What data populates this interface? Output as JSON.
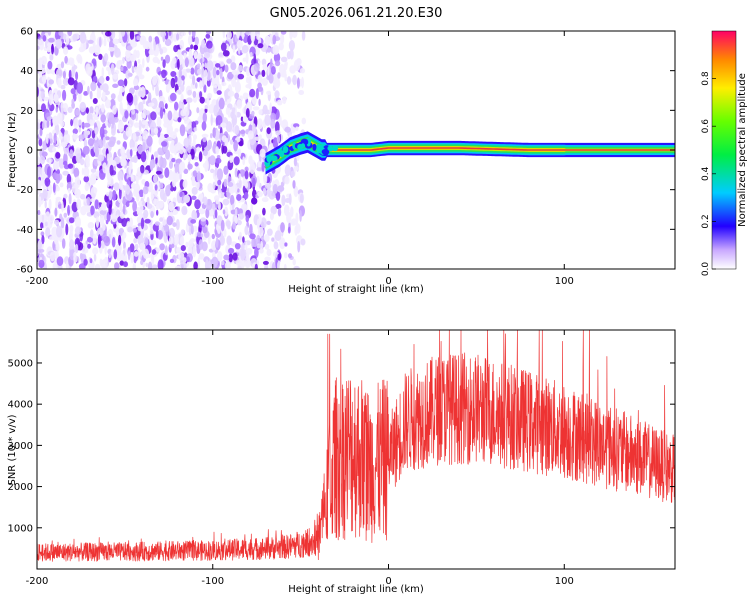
{
  "title": "GN05.2026.061.21.20.E30",
  "chart_data": [
    {
      "type": "heatmap",
      "name": "spectrogram",
      "xlabel": "Height of straight line (km)",
      "ylabel": "Frequency (Hz)",
      "xlim": [
        -200,
        163
      ],
      "ylim": [
        -60,
        60
      ],
      "x_ticks": [
        -200,
        -100,
        0,
        100
      ],
      "x_tick_labels": [
        "-200",
        "-100",
        "0",
        "100"
      ],
      "y_ticks": [
        -60,
        -40,
        -20,
        0,
        20,
        40,
        60
      ],
      "y_tick_labels": [
        "-60",
        "-40",
        "-20",
        "0",
        "20",
        "40",
        "60"
      ],
      "noise_region_x": [
        -200,
        -48
      ],
      "signal_track": [
        {
          "x": -70,
          "y": -7
        },
        {
          "x": -62,
          "y": -3
        },
        {
          "x": -56,
          "y": 1
        },
        {
          "x": -50,
          "y": 3
        },
        {
          "x": -46,
          "y": 4
        },
        {
          "x": -42,
          "y": 2
        },
        {
          "x": -38,
          "y": 0
        },
        {
          "x": -20,
          "y": 0
        },
        {
          "x": -10,
          "y": 0
        },
        {
          "x": 0,
          "y": 1
        },
        {
          "x": 40,
          "y": 1
        },
        {
          "x": 80,
          "y": 0
        },
        {
          "x": 163,
          "y": 0
        }
      ],
      "colorbar": {
        "label": "Normalized spectral amplitude",
        "range": [
          0,
          1
        ],
        "ticks": [
          0.0,
          0.2,
          0.4,
          0.6,
          0.8
        ],
        "tick_labels": [
          "0.0",
          "0.2",
          "0.4",
          "0.6",
          "0.8"
        ]
      }
    },
    {
      "type": "line",
      "name": "snr",
      "xlabel": "Height of straight line (km)",
      "ylabel": "SNR (10 * v/v)",
      "xlim": [
        -200,
        163
      ],
      "ylim": [
        0,
        5800
      ],
      "x_ticks": [
        -200,
        -100,
        0,
        100
      ],
      "x_tick_labels": [
        "-200",
        "-100",
        "0",
        "100"
      ],
      "y_ticks": [
        1000,
        2000,
        3000,
        4000,
        5000
      ],
      "y_tick_labels": [
        "1000",
        "2000",
        "3000",
        "4000",
        "5000"
      ],
      "color": "#ee3333",
      "envelope": [
        {
          "x": -200,
          "y": 400
        },
        {
          "x": -150,
          "y": 420
        },
        {
          "x": -100,
          "y": 450
        },
        {
          "x": -60,
          "y": 520
        },
        {
          "x": -40,
          "y": 700
        },
        {
          "x": -34,
          "y": 2000
        },
        {
          "x": -30,
          "y": 2700
        },
        {
          "x": -20,
          "y": 2900
        },
        {
          "x": -10,
          "y": 2500
        },
        {
          "x": 0,
          "y": 2700
        },
        {
          "x": 10,
          "y": 3600
        },
        {
          "x": 30,
          "y": 3900
        },
        {
          "x": 50,
          "y": 3900
        },
        {
          "x": 70,
          "y": 3700
        },
        {
          "x": 100,
          "y": 3350
        },
        {
          "x": 130,
          "y": 2900
        },
        {
          "x": 163,
          "y": 2400
        }
      ]
    }
  ]
}
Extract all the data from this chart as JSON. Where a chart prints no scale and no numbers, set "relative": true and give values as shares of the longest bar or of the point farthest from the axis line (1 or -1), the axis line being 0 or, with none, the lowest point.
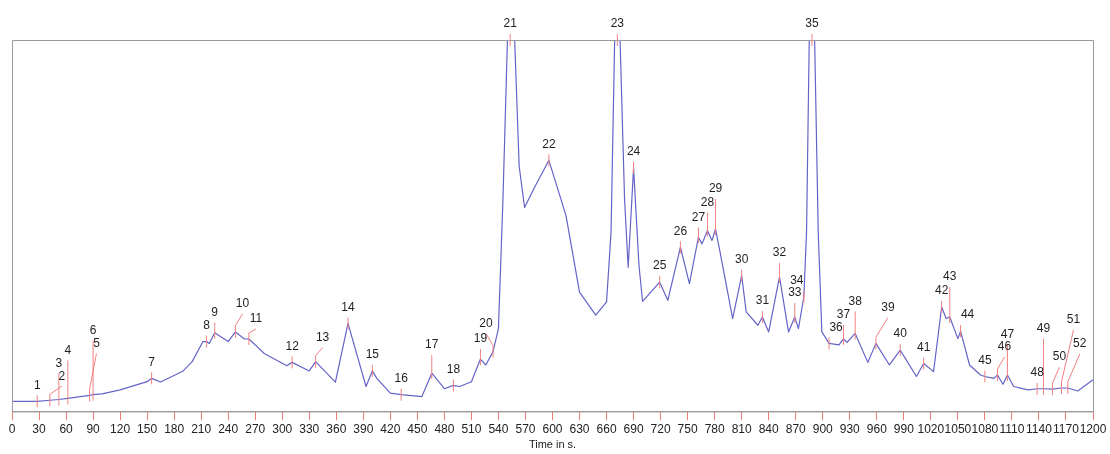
{
  "chart_data": {
    "type": "line",
    "xlabel": "Time in s.",
    "relative": true,
    "color": "#6464c8",
    "marker": "none",
    "line_style": "solid",
    "grid": false,
    "legend": false,
    "tick_labels": "x",
    "xlim": [
      0,
      1200
    ],
    "xticks": [
      0,
      30,
      60,
      90,
      120,
      150,
      180,
      210,
      240,
      270,
      300,
      330,
      360,
      390,
      420,
      450,
      480,
      510,
      540,
      570,
      600,
      630,
      660,
      690,
      720,
      750,
      780,
      810,
      840,
      870,
      900,
      930,
      960,
      990,
      1020,
      1050,
      1080,
      1110,
      1140,
      1170,
      1200
    ],
    "x": [
      0,
      28,
      42,
      52,
      62,
      86,
      90,
      100,
      120,
      150,
      155,
      165,
      190,
      200,
      212,
      216,
      219,
      225,
      240,
      248,
      258,
      263,
      280,
      305,
      311,
      330,
      337,
      359,
      373,
      393,
      400,
      405,
      420,
      432,
      455,
      466,
      480,
      490,
      497,
      510,
      520,
      526,
      534,
      540,
      545,
      550,
      553,
      558,
      563,
      569,
      580,
      596,
      615,
      630,
      648,
      660,
      665,
      669,
      672,
      675,
      680,
      684,
      690,
      696,
      700,
      719,
      728,
      742,
      752,
      762,
      766,
      772,
      777,
      781,
      786,
      800,
      810,
      815,
      828,
      833,
      840,
      852,
      862,
      869,
      873,
      879,
      882,
      885,
      888,
      891,
      895,
      899,
      907,
      918,
      923,
      927,
      936,
      950,
      959,
      974,
      986,
      1004,
      1012,
      1023,
      1032,
      1037,
      1041,
      1050,
      1053,
      1063,
      1075,
      1080,
      1090,
      1094,
      1100,
      1105,
      1112,
      1128,
      1138,
      1145,
      1155,
      1165,
      1172,
      1183,
      1200
    ],
    "values": [
      0.027,
      0.027,
      0.03,
      0.032,
      0.035,
      0.043,
      0.045,
      0.047,
      0.058,
      0.08,
      0.089,
      0.079,
      0.109,
      0.134,
      0.188,
      0.188,
      0.183,
      0.212,
      0.188,
      0.214,
      0.195,
      0.195,
      0.156,
      0.123,
      0.132,
      0.109,
      0.134,
      0.079,
      0.237,
      0.067,
      0.109,
      0.089,
      0.049,
      0.045,
      0.04,
      0.103,
      0.061,
      0.07,
      0.067,
      0.08,
      0.141,
      0.125,
      0.161,
      0.223,
      0.571,
      1,
      1,
      1,
      0.66,
      0.549,
      0.603,
      0.676,
      0.527,
      0.321,
      0.259,
      0.295,
      0.482,
      1,
      1,
      1,
      0.571,
      0.388,
      0.656,
      0.393,
      0.296,
      0.348,
      0.299,
      0.442,
      0.344,
      0.469,
      0.451,
      0.487,
      0.46,
      0.491,
      0.429,
      0.25,
      0.366,
      0.268,
      0.232,
      0.254,
      0.214,
      0.362,
      0.214,
      0.254,
      0.223,
      0.308,
      0.482,
      1,
      1,
      1,
      0.482,
      0.214,
      0.183,
      0.179,
      0.195,
      0.186,
      0.21,
      0.132,
      0.183,
      0.125,
      0.165,
      0.094,
      0.129,
      0.107,
      0.281,
      0.25,
      0.254,
      0.196,
      0.216,
      0.125,
      0.098,
      0.094,
      0.089,
      0.098,
      0.073,
      0.098,
      0.067,
      0.058,
      0.061,
      0.061,
      0.06,
      0.063,
      0.063,
      0.055,
      0.085
    ],
    "annotations": [
      {
        "text": "1",
        "x": 28,
        "y": 0.027
      },
      {
        "text": "2",
        "x": 42,
        "y": 0.03
      },
      {
        "text": "3",
        "x": 52,
        "y": 0.032
      },
      {
        "text": "4",
        "x": 62,
        "y": 0.035
      },
      {
        "text": "5",
        "x": 86,
        "y": 0.043
      },
      {
        "text": "6",
        "x": 90,
        "y": 0.045
      },
      {
        "text": "7",
        "x": 155,
        "y": 0.089
      },
      {
        "text": "8",
        "x": 216,
        "y": 0.188
      },
      {
        "text": "9",
        "x": 225,
        "y": 0.212
      },
      {
        "text": "10",
        "x": 248,
        "y": 0.214
      },
      {
        "text": "11",
        "x": 263,
        "y": 0.195
      },
      {
        "text": "12",
        "x": 311,
        "y": 0.132
      },
      {
        "text": "13",
        "x": 337,
        "y": 0.134
      },
      {
        "text": "14",
        "x": 373,
        "y": 0.237
      },
      {
        "text": "15",
        "x": 400,
        "y": 0.109
      },
      {
        "text": "16",
        "x": 432,
        "y": 0.045
      },
      {
        "text": "17",
        "x": 466,
        "y": 0.103
      },
      {
        "text": "18",
        "x": 490,
        "y": 0.07
      },
      {
        "text": "19",
        "x": 520,
        "y": 0.141
      },
      {
        "text": "20",
        "x": 534,
        "y": 0.161
      },
      {
        "text": "21",
        "x": 553,
        "y": 1
      },
      {
        "text": "22",
        "x": 596,
        "y": 0.676
      },
      {
        "text": "23",
        "x": 672,
        "y": 1
      },
      {
        "text": "24",
        "x": 690,
        "y": 0.656
      },
      {
        "text": "25",
        "x": 719,
        "y": 0.348
      },
      {
        "text": "26",
        "x": 742,
        "y": 0.442
      },
      {
        "text": "27",
        "x": 762,
        "y": 0.469
      },
      {
        "text": "28",
        "x": 772,
        "y": 0.487
      },
      {
        "text": "29",
        "x": 781,
        "y": 0.491
      },
      {
        "text": "30",
        "x": 810,
        "y": 0.366
      },
      {
        "text": "31",
        "x": 833,
        "y": 0.254
      },
      {
        "text": "32",
        "x": 852,
        "y": 0.362
      },
      {
        "text": "33",
        "x": 869,
        "y": 0.254
      },
      {
        "text": "34",
        "x": 879,
        "y": 0.308
      },
      {
        "text": "35",
        "x": 888,
        "y": 1
      },
      {
        "text": "36",
        "x": 907,
        "y": 0.183
      },
      {
        "text": "37",
        "x": 923,
        "y": 0.195
      },
      {
        "text": "38",
        "x": 936,
        "y": 0.21
      },
      {
        "text": "39",
        "x": 959,
        "y": 0.183
      },
      {
        "text": "40",
        "x": 986,
        "y": 0.165
      },
      {
        "text": "41",
        "x": 1012,
        "y": 0.129
      },
      {
        "text": "42",
        "x": 1032,
        "y": 0.281
      },
      {
        "text": "43",
        "x": 1041,
        "y": 0.254
      },
      {
        "text": "44",
        "x": 1053,
        "y": 0.216
      },
      {
        "text": "45",
        "x": 1080,
        "y": 0.094
      },
      {
        "text": "46",
        "x": 1094,
        "y": 0.098
      },
      {
        "text": "47",
        "x": 1105,
        "y": 0.098
      },
      {
        "text": "48",
        "x": 1138,
        "y": 0.061
      },
      {
        "text": "49",
        "x": 1145,
        "y": 0.061
      },
      {
        "text": "50",
        "x": 1155,
        "y": 0.06
      },
      {
        "text": "51",
        "x": 1165,
        "y": 0.063
      },
      {
        "text": "52",
        "x": 1172,
        "y": 0.063
      }
    ]
  }
}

::::::::

What you will do:
Copy out every line of the listing that includes the string "JSON".

Output of the task:
What data populates this interface? Output as JSON.
Extract all the data from this chart as JSON. Where a chart prints no scale and no numbers, set "relative": true and give values as shares of the longest bar or of the point farthest from the axis line (1 or -1), the axis line being 0 or, with none, the lowest point.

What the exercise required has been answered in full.